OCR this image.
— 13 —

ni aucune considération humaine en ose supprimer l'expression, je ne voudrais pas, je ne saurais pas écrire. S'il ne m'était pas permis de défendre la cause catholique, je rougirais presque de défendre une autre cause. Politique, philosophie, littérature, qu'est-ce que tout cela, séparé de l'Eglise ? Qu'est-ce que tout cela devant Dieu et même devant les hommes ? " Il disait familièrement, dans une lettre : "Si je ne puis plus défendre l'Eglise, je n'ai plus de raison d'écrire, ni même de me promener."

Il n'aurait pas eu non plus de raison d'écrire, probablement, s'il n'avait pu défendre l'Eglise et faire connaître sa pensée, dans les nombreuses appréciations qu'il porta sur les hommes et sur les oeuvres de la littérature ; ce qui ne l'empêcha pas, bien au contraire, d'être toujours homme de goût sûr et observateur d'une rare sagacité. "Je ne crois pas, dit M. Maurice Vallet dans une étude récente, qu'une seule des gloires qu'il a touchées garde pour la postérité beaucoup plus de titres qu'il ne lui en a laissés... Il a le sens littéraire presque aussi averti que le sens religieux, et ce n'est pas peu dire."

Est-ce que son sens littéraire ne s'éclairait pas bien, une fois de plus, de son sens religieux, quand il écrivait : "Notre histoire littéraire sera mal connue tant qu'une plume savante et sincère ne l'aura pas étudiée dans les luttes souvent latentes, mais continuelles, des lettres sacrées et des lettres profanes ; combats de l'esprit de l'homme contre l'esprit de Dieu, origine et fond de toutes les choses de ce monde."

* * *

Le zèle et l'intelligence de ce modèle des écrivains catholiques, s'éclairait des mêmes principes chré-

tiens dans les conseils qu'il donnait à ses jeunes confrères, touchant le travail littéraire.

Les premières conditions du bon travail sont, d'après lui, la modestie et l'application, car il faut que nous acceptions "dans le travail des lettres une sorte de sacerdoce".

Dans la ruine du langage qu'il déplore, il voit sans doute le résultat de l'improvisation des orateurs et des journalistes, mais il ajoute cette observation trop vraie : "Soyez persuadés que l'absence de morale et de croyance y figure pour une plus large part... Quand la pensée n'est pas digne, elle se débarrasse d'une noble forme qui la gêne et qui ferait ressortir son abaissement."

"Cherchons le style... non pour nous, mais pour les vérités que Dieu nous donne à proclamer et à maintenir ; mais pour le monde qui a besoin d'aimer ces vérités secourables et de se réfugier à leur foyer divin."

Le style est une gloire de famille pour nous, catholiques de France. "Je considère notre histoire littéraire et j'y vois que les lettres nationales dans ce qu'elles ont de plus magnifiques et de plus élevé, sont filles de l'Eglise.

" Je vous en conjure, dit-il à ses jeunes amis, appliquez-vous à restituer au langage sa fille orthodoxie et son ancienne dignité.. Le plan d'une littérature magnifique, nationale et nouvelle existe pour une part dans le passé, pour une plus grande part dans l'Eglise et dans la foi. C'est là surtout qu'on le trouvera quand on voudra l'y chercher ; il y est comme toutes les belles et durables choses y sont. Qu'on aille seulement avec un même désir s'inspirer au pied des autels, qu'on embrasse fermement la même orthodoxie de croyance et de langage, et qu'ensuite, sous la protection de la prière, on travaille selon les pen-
________________
§ Your goal
Copy every line above that includes the string "histoire".

§ Answer
Est-ce que son sens littéraire ne s'éclairait pas bien, une fois de plus, de son sens religieux, quand il écrivait : "Notre histoire littéraire sera mal connue tant qu'une plume savante et sincère ne l'aura pas étudiée dans les luttes souvent latentes, mais continuelles, des lettres sacrées et des lettres profanes ; combats de l'esprit de l'homme contre l'esprit de Dieu, origine et fond de toutes les choses de ce monde."
Le style est une gloire de famille pour nous, catholiques de France. "Je considère notre histoire littéraire et j'y vois que les lettres nationales dans ce qu'elles ont de plus magnifiques et de plus élevé, sont filles de l'Eglise.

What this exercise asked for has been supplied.